* [Instruction]:
Look through the material and copy each line holding "computer".

# # # # #

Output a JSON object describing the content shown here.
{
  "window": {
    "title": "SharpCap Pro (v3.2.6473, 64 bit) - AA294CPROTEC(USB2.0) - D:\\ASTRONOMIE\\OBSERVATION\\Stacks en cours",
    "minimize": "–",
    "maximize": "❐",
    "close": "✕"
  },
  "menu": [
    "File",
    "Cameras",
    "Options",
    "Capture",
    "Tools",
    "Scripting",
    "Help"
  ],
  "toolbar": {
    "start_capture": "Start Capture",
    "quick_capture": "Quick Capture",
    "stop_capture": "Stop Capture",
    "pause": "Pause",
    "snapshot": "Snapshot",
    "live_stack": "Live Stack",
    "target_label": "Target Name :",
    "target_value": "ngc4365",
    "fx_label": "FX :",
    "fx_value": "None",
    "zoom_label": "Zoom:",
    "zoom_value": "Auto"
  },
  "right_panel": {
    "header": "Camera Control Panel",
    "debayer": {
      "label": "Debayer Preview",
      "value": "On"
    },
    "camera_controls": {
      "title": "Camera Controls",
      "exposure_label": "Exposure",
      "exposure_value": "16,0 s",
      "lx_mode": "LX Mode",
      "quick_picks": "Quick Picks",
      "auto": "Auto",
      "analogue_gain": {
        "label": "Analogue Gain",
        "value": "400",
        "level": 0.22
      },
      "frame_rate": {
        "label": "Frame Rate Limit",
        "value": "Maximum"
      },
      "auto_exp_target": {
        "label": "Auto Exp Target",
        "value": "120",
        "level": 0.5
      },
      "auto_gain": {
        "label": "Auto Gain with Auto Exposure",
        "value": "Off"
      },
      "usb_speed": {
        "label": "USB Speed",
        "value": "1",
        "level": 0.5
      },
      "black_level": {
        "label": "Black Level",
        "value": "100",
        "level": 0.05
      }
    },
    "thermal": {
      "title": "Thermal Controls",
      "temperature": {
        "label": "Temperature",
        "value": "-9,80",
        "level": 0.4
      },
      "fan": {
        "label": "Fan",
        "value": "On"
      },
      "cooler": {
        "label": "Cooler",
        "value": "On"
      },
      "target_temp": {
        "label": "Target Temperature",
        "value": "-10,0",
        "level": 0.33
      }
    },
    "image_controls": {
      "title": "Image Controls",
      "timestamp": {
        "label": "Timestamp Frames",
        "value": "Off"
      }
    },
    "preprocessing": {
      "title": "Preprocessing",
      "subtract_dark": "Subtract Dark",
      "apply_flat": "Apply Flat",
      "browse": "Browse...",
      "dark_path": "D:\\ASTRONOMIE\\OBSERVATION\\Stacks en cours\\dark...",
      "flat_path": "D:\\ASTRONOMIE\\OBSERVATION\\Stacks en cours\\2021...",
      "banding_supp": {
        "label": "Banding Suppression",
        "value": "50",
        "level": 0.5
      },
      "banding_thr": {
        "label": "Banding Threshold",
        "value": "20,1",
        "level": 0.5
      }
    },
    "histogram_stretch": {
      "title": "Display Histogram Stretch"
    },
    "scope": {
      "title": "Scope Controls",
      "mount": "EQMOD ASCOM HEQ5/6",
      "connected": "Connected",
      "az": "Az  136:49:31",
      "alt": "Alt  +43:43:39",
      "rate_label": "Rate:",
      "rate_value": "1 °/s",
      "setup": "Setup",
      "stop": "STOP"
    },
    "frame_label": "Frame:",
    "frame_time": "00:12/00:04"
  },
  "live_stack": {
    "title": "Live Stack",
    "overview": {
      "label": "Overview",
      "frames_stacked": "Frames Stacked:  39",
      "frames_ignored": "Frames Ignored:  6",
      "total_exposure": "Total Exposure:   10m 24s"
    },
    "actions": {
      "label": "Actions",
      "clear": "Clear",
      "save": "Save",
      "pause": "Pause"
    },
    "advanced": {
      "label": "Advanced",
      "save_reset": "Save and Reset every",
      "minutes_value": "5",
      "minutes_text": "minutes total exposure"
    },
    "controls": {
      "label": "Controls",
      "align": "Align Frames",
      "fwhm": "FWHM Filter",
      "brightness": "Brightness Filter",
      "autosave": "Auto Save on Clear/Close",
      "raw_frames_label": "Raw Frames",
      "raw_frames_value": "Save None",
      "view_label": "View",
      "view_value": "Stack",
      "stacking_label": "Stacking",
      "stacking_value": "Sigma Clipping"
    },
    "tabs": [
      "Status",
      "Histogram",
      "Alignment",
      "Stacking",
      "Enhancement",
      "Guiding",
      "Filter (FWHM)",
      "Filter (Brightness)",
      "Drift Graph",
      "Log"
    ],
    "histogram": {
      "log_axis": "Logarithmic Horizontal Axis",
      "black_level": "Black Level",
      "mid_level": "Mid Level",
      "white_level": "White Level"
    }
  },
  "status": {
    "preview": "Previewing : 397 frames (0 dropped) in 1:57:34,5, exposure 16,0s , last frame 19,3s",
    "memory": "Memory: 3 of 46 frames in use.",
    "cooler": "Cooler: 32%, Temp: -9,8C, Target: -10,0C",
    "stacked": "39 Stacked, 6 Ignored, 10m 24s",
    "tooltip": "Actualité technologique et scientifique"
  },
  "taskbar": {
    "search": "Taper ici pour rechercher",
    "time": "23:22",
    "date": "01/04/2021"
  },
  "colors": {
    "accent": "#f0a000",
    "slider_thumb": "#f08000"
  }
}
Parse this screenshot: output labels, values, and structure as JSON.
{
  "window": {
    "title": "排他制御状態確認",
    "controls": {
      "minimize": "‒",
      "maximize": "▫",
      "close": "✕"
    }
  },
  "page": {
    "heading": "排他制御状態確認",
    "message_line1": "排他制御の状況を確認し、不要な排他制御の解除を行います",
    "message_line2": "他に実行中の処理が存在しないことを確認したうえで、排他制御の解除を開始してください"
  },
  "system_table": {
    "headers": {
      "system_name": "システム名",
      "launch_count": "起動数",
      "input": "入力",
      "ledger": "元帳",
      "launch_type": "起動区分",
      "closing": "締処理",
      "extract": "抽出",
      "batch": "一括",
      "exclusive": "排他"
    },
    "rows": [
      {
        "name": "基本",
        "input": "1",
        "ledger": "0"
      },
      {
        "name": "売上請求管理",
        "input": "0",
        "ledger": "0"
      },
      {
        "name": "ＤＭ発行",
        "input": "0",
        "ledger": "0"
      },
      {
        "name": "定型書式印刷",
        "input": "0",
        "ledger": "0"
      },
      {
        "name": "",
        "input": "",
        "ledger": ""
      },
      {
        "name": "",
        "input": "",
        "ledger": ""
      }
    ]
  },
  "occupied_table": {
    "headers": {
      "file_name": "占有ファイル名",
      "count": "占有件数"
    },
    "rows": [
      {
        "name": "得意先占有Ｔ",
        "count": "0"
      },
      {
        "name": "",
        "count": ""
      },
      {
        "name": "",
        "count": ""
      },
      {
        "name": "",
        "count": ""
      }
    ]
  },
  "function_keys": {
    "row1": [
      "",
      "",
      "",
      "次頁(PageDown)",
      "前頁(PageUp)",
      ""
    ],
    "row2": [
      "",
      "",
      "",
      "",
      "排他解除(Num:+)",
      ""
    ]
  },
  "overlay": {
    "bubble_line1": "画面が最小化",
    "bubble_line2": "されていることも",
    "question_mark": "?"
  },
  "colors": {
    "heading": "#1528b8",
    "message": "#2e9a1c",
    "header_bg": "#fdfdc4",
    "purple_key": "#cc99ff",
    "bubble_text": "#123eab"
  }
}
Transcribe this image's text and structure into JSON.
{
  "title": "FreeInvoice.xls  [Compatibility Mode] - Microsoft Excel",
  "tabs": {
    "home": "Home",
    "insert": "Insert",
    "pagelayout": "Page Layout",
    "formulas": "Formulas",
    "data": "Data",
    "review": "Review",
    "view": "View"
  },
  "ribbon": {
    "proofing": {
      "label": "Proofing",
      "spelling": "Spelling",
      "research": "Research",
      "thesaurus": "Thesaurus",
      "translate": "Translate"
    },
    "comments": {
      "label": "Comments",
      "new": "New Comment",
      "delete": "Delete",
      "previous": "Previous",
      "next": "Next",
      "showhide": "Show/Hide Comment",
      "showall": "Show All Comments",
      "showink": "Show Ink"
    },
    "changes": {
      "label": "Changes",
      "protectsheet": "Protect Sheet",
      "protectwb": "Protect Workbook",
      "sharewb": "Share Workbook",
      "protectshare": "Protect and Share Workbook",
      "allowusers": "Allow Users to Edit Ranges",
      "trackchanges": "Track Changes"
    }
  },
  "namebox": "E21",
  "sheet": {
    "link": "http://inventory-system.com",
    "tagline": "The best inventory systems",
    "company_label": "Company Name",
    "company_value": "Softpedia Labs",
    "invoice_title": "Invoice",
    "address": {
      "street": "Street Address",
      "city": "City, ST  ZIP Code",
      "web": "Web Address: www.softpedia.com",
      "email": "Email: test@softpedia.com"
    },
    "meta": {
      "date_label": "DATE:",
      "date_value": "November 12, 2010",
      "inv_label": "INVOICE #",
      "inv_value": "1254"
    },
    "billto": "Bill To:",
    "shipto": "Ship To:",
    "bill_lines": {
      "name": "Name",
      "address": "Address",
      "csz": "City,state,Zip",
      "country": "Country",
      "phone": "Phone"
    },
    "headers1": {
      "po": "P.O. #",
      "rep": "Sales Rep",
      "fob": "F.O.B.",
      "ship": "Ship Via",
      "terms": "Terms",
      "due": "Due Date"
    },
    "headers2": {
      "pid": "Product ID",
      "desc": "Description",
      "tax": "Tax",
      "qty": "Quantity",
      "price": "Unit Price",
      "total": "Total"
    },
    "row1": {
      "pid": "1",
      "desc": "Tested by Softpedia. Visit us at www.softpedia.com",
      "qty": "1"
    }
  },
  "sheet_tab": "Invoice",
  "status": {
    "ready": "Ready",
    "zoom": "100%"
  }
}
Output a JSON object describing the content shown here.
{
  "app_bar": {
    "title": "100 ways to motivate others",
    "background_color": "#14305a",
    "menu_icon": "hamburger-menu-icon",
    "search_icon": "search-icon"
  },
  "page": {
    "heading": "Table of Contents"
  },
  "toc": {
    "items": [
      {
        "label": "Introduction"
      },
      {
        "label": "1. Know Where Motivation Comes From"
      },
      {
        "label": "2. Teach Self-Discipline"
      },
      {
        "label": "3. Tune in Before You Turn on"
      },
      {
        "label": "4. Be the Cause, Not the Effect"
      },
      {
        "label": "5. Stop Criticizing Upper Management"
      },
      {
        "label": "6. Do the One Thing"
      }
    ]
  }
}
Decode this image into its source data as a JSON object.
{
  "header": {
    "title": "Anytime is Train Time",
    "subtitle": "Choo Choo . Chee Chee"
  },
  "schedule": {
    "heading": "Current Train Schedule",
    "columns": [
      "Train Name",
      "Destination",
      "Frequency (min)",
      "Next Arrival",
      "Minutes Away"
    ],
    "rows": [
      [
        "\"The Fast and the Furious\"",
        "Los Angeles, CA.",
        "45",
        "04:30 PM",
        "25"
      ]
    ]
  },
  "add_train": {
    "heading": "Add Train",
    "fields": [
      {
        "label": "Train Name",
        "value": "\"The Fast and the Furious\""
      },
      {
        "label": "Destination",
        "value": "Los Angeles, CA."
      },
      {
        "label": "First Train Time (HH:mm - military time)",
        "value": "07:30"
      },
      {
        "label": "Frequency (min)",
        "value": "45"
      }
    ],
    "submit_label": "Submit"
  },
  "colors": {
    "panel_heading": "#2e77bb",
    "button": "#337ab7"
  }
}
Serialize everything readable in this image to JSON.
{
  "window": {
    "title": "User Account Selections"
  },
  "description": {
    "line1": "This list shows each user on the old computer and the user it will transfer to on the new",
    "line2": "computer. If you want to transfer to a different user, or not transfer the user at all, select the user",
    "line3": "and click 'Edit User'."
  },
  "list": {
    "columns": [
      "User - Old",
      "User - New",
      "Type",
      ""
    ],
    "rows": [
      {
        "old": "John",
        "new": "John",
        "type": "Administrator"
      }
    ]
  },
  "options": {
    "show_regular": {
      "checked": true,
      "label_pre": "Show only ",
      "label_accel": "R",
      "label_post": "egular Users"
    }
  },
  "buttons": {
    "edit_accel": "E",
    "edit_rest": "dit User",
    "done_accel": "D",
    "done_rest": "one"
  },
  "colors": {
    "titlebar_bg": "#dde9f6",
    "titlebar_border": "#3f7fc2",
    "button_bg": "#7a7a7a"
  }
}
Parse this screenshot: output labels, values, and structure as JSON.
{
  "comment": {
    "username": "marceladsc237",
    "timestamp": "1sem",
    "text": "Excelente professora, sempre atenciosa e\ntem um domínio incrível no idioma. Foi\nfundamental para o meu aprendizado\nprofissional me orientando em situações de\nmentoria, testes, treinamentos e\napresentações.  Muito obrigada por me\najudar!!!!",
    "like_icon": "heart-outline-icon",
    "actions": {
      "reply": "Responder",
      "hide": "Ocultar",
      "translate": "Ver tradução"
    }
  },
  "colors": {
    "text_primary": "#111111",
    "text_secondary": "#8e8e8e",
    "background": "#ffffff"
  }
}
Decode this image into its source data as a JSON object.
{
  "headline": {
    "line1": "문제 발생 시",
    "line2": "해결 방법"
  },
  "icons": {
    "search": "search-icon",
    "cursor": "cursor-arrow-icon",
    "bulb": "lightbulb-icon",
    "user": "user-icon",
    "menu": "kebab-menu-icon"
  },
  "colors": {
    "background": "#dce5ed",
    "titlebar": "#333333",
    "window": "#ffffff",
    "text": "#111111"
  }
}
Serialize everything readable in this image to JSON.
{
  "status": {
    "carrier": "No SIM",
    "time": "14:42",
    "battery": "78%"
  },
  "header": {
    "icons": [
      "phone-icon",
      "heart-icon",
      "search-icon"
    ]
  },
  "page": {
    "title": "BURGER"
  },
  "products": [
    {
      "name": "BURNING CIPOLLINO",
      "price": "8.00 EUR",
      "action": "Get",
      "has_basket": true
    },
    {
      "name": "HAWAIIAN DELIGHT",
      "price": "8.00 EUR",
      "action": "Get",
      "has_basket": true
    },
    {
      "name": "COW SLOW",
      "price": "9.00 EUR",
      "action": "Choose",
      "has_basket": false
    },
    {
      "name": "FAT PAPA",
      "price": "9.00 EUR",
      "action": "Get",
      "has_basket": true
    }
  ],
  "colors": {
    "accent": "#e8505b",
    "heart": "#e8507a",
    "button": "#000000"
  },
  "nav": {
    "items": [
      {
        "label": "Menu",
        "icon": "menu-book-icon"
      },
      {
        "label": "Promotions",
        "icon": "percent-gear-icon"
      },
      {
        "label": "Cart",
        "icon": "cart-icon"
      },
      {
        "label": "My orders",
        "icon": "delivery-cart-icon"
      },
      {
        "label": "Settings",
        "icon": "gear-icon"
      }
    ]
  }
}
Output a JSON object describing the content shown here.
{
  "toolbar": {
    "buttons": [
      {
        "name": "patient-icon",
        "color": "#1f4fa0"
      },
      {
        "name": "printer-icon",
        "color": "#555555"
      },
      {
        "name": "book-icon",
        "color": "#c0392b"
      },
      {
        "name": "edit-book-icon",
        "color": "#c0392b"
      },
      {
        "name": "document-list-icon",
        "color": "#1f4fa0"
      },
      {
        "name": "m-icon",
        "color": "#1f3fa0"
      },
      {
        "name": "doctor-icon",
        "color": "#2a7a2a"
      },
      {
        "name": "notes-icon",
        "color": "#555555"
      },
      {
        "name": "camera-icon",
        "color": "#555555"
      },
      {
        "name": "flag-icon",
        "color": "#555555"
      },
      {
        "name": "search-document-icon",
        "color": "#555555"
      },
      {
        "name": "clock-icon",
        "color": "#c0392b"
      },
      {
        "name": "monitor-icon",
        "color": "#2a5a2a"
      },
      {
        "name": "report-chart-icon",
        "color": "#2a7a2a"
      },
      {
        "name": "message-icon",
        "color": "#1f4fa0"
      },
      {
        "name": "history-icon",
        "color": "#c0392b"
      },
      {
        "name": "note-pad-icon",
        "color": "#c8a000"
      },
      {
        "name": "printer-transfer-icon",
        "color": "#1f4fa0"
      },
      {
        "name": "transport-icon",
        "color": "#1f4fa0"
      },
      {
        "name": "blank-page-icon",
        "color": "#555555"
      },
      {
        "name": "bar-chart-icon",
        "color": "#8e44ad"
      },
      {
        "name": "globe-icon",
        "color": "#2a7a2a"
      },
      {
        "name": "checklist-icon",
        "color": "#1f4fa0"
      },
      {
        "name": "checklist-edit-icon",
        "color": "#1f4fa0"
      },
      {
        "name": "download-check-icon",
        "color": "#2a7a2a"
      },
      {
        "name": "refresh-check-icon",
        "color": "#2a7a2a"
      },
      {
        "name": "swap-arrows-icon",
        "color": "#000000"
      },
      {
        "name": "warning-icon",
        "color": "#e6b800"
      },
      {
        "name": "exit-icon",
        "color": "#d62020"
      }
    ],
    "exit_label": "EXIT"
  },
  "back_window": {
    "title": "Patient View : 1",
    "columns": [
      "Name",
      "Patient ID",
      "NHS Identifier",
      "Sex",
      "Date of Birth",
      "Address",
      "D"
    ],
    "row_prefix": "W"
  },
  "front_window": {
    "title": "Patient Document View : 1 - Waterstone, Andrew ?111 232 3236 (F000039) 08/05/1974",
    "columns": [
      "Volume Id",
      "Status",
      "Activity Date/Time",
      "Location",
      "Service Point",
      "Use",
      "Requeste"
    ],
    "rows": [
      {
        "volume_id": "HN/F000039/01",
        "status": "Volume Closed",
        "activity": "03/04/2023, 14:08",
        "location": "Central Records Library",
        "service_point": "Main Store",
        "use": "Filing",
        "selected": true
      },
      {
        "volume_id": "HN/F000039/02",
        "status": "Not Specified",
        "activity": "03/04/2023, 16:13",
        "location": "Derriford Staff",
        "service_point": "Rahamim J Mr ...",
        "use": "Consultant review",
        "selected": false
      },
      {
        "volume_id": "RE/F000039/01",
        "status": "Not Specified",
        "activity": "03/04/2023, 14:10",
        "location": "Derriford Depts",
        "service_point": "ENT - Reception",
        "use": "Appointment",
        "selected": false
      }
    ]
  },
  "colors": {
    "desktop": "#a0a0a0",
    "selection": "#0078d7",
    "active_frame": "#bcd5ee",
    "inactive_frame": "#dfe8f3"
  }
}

# # # # #

* [Written reply]:
    "line1": "This list shows each user on the old computer and the user it will transfer to on the new",
    "line2": "computer. If you want to transfer to a different user, or not transfer the user at all, select the user",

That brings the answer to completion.